◆ Aim of the task: Where a line in the listing below contains the word "page", copy that line.

----- Record excerpts

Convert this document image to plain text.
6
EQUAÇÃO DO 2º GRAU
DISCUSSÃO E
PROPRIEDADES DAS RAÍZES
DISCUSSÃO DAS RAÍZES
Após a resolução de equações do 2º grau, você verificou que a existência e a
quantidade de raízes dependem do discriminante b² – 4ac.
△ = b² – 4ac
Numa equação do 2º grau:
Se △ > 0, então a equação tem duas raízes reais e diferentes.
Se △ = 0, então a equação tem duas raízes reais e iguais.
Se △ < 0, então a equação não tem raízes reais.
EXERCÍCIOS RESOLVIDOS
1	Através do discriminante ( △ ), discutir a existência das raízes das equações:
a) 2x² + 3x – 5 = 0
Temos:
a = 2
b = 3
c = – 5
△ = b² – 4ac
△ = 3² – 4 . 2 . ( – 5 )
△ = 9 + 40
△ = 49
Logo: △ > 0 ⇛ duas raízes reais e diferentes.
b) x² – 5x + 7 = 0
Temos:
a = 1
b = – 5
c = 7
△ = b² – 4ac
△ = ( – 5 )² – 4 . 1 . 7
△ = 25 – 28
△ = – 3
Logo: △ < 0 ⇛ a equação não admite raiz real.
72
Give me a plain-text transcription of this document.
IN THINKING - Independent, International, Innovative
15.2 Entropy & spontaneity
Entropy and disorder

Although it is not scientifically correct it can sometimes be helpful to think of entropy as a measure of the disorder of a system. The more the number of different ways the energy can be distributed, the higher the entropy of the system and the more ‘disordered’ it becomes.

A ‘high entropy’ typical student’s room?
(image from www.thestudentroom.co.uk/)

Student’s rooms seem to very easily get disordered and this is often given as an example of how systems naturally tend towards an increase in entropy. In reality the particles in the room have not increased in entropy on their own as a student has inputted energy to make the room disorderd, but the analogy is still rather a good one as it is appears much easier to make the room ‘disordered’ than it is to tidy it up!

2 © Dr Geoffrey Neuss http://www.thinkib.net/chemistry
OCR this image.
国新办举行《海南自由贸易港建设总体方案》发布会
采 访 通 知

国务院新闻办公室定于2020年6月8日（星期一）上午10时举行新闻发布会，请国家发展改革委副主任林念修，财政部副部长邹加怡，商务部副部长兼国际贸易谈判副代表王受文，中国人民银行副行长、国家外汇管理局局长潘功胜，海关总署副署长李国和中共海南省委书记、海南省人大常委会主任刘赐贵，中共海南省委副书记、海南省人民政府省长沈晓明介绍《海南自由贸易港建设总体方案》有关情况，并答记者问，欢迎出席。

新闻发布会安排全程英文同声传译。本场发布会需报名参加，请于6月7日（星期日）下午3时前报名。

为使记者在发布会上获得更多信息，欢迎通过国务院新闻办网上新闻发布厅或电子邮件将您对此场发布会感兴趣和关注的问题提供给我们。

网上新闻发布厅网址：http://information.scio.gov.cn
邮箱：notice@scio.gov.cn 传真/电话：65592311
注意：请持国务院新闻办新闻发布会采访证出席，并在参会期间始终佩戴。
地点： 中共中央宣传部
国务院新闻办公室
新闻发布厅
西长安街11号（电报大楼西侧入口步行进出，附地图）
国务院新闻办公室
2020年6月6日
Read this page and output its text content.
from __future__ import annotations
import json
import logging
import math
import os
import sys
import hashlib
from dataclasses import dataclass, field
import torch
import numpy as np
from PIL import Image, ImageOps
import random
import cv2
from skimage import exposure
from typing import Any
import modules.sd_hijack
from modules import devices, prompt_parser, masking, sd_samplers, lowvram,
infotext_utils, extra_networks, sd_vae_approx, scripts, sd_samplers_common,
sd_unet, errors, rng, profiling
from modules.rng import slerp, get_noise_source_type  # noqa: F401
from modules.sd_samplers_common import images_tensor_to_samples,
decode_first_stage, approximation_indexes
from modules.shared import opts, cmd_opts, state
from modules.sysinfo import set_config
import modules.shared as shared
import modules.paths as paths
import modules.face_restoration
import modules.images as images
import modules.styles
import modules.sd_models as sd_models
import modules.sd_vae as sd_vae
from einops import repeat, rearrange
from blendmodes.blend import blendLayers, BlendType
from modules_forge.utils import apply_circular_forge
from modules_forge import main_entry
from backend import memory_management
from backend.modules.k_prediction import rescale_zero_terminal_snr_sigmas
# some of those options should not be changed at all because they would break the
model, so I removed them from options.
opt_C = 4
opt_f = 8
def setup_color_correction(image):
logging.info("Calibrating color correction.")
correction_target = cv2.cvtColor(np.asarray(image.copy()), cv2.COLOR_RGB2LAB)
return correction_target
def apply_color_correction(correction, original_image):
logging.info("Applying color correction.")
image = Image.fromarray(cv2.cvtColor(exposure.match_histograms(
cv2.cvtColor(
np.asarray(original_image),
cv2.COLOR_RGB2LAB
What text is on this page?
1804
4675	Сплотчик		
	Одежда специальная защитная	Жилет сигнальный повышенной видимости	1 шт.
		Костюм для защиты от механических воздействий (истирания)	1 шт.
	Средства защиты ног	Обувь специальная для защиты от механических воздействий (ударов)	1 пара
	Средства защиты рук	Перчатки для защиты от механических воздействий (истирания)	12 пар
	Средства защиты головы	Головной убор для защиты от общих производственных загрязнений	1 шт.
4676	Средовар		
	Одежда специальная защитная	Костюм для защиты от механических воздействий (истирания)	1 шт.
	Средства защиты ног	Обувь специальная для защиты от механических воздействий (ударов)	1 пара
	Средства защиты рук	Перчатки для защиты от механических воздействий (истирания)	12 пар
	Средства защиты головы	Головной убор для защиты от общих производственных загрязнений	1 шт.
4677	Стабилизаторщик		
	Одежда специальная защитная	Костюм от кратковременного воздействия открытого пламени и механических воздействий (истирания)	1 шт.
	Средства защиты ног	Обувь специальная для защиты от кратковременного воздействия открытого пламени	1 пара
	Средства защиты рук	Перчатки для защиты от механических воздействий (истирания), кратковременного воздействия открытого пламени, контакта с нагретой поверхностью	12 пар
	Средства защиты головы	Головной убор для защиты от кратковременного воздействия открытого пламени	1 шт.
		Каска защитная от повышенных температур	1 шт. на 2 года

----------

◆ Result of this exercise:
Read this page and output its text content.
What text is on this page?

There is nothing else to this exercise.